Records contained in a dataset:
* * * *

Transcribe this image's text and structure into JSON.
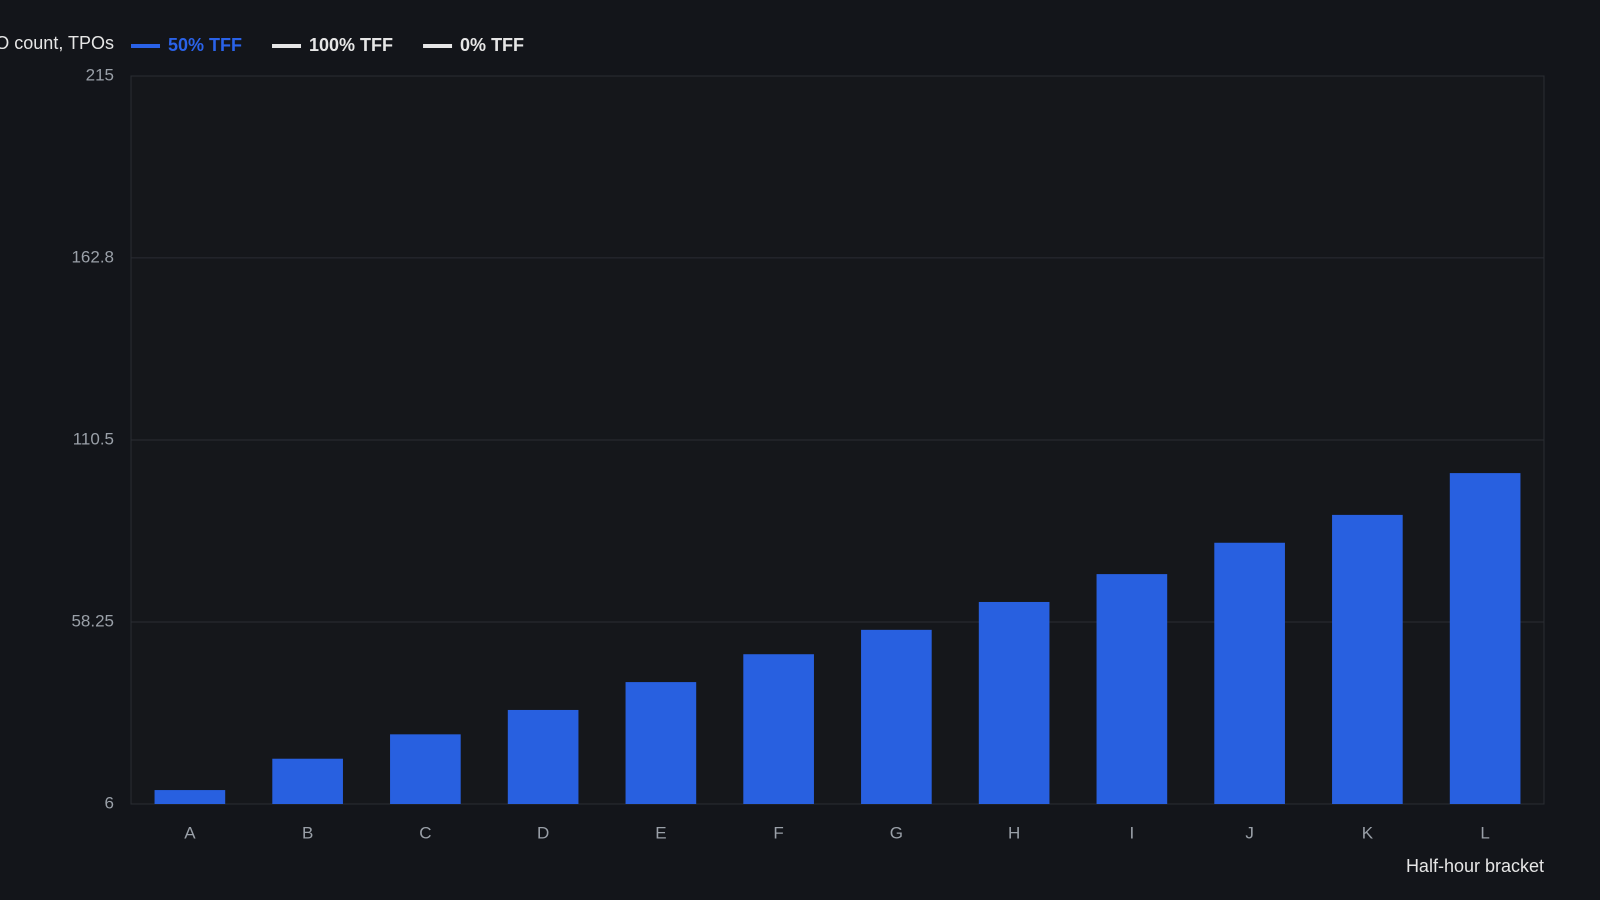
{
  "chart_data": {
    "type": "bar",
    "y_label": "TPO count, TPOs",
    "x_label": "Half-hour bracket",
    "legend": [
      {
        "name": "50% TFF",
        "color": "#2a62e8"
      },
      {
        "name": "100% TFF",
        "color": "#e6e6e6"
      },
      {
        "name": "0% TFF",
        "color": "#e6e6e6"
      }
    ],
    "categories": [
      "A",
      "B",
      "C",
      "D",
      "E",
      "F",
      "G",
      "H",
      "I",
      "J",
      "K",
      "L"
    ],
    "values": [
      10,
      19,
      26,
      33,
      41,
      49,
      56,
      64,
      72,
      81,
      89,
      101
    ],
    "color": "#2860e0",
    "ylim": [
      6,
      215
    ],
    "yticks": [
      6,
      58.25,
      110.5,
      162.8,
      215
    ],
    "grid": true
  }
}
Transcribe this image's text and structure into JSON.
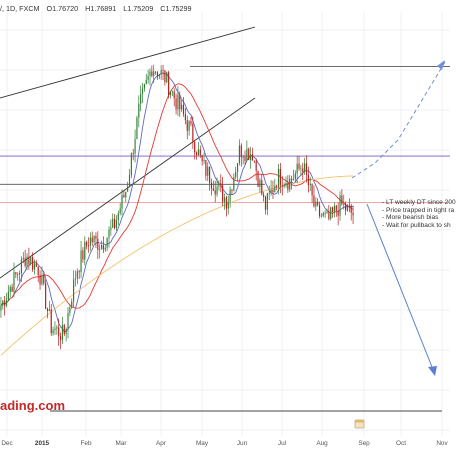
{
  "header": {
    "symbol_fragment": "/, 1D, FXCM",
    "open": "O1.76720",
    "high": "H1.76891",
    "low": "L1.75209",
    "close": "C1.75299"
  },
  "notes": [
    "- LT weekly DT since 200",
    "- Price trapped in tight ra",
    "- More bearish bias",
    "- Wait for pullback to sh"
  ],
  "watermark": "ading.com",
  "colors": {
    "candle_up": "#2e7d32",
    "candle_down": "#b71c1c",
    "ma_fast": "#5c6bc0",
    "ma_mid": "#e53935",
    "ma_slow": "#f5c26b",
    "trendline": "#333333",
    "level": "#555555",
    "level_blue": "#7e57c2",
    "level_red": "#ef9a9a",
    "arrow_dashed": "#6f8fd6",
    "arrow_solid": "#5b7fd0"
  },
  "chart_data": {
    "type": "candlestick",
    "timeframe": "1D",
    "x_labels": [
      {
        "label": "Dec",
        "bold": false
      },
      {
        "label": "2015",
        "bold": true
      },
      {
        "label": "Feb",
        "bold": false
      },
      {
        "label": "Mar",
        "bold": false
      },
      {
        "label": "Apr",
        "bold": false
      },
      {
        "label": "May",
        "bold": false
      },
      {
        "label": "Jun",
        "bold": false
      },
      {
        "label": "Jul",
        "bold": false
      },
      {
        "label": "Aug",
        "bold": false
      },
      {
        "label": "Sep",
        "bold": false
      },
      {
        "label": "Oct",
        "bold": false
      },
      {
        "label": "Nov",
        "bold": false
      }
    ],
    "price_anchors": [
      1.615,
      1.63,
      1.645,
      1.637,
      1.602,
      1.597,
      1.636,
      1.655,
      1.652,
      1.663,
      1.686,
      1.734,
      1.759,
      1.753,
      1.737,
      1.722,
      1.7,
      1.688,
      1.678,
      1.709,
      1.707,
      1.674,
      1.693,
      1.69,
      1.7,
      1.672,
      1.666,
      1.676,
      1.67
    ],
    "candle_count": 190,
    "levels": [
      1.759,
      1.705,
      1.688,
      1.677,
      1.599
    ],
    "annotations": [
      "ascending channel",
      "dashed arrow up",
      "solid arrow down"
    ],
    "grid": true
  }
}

* * * *

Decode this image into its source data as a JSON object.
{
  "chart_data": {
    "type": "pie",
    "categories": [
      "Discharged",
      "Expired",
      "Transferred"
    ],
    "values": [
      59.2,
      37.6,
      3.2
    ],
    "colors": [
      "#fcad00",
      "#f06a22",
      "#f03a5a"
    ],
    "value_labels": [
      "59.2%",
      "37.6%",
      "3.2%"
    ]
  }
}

* * * *

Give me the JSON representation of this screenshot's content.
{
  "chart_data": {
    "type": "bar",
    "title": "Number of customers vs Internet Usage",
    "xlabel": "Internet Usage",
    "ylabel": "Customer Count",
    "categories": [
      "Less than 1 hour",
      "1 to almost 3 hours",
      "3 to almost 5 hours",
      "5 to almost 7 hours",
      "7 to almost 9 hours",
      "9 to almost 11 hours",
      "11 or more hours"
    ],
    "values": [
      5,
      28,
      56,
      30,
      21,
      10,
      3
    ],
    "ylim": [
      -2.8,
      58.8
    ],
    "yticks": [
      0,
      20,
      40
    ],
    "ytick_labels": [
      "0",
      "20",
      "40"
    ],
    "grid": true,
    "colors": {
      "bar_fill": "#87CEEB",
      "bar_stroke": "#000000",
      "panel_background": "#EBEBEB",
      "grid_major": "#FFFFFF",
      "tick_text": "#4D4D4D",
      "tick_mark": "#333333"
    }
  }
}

* * * *

Given instruction:
Return the lines of the records that include the string "Internet".

Output for this exercise:
    "title": "Number of customers vs Internet Usage",
    "xlabel": "Internet Usage",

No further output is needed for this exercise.